Find the lines with the string "Succinic" and return them.

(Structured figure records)

··········

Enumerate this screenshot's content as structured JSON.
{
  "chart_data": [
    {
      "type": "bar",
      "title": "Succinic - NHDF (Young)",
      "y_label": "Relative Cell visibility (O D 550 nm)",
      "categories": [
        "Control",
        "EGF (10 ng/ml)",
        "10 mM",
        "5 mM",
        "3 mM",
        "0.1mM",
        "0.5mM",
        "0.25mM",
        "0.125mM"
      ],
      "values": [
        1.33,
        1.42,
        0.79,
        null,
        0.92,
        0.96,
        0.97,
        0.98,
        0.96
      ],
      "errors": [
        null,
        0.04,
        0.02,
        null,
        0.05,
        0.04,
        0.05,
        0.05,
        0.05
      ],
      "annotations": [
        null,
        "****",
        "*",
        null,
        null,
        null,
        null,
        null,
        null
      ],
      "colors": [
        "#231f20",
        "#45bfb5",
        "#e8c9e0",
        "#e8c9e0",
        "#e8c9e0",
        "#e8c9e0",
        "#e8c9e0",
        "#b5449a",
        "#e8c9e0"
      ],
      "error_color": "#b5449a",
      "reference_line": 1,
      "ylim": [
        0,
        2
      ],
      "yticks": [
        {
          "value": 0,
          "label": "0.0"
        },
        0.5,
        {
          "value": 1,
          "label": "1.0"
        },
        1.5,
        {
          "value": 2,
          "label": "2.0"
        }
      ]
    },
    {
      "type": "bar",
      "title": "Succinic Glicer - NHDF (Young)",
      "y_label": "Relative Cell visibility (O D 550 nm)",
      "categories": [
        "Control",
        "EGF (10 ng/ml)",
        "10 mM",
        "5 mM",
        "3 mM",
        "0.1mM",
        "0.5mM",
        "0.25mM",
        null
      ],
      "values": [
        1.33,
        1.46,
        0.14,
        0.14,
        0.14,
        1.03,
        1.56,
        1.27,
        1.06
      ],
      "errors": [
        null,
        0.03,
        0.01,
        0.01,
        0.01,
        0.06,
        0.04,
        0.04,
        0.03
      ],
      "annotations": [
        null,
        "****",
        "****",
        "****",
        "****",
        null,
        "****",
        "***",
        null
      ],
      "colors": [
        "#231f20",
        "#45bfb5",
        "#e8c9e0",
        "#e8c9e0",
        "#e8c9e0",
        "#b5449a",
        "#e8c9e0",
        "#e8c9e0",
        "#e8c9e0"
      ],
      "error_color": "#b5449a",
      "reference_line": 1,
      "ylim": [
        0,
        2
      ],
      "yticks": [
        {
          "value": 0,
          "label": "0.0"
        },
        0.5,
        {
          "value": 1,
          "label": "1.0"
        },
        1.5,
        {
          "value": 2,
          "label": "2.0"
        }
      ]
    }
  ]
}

··········

**ANSWER IN FULL:**
      "title": "Succinic - NHDF (Young)",
      "title": "Succinic Glicer - NHDF (Young)",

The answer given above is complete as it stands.